■ TASK DETAILS: Pull out from the material below all lines with "продукта".
# # #
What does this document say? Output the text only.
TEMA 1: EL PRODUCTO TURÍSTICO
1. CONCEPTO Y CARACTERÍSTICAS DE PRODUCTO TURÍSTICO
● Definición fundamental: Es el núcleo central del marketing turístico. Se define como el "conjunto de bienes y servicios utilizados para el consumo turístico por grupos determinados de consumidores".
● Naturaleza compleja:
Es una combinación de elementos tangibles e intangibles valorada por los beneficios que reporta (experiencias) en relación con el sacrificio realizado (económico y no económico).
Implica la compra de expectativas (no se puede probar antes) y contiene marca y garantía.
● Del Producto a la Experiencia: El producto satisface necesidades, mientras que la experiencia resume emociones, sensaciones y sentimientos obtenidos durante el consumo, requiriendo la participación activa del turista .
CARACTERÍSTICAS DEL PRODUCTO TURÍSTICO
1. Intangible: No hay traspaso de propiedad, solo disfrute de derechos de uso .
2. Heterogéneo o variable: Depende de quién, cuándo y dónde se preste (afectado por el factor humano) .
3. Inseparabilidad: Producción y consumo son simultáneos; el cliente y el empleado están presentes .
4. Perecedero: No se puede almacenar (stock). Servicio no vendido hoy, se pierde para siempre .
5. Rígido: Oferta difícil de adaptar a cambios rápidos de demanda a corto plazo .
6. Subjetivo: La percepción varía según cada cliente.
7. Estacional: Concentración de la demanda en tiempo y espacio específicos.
# # #
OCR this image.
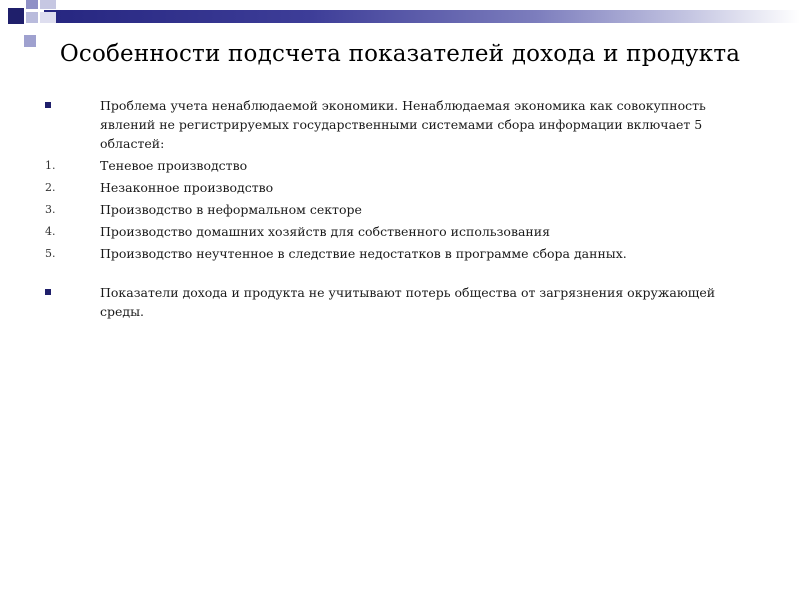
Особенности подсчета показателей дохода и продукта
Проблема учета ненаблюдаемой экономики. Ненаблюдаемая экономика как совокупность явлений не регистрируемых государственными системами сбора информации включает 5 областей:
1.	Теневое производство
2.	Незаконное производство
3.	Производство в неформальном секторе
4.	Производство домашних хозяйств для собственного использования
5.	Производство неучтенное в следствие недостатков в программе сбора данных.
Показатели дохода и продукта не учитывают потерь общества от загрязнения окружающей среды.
# # #
■ SOLUTION TO THIS PROBLEM:
Особенности подсчета показателей дохода и продукта
Показатели дохода и продукта не учитывают потерь общества от загрязнения окружающей среды.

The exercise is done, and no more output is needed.